• **Task directions**
Collect every line of the records below that contains the word "počet".
-- START Supplied data --
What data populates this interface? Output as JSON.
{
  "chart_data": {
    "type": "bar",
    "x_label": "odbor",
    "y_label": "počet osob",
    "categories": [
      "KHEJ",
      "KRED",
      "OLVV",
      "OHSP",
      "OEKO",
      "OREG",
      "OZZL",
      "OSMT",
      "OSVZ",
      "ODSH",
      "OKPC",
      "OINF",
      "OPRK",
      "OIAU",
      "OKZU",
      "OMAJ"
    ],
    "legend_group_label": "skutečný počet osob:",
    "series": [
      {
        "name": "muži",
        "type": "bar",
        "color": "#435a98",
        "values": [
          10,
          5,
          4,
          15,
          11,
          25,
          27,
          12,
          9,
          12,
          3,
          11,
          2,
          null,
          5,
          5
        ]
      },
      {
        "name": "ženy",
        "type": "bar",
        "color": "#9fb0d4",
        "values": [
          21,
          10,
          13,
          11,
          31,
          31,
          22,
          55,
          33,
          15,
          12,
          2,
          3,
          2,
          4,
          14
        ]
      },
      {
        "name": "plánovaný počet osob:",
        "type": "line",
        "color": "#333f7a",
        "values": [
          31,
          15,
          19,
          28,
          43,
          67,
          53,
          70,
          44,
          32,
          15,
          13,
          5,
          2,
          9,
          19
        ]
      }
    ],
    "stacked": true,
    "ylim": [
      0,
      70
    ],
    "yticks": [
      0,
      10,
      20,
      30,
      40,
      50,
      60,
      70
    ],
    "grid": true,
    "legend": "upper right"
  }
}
-- END Supplied data --
• **Output for this exercise**
    "y_label": "počet osob",
    "legend_group_label": "skutečný počet osob:",
        "name": "plánovaný počet osob:",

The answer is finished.